• **WHAT YOU ARE ASKED TO DO**:
Separate out the lines that hold "психотерапии".

• **TASK INPUTS**:
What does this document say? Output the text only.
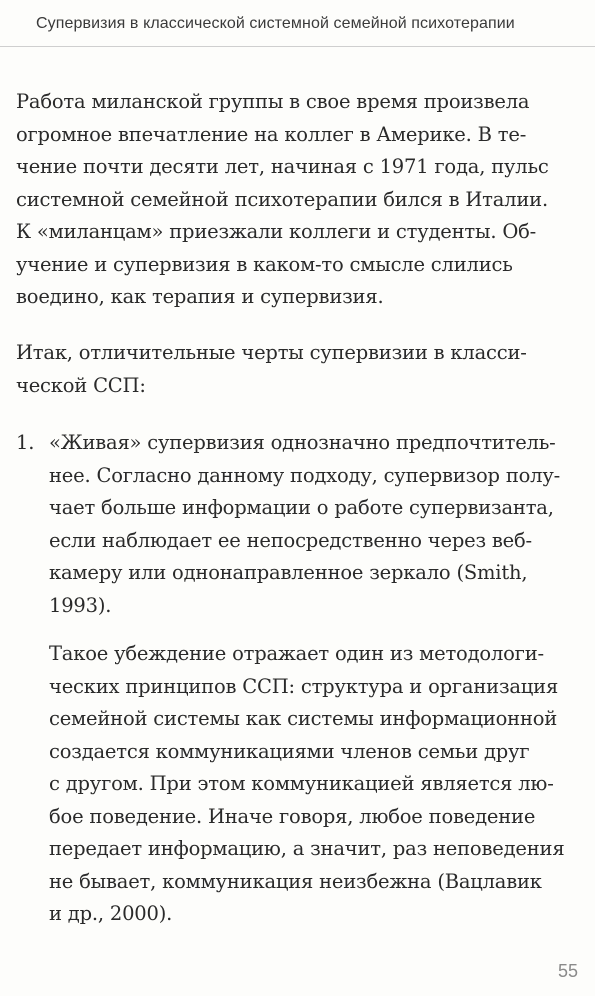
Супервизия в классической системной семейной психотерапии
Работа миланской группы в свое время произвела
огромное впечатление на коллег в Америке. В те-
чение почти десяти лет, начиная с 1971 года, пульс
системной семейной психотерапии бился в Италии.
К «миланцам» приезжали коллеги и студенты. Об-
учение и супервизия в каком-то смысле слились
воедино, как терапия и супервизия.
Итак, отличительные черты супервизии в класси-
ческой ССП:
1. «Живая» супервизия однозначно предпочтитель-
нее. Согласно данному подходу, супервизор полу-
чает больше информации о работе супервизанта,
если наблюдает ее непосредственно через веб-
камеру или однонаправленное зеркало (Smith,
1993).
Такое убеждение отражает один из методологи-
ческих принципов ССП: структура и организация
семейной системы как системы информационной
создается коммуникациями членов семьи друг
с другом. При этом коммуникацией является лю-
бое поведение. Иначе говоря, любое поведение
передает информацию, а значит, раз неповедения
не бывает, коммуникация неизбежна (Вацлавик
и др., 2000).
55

• **RESULT OF THIS EXERCISE**:
Супервизия в классической системной семейной психотерапии
системной семейной психотерапии бился в Италии.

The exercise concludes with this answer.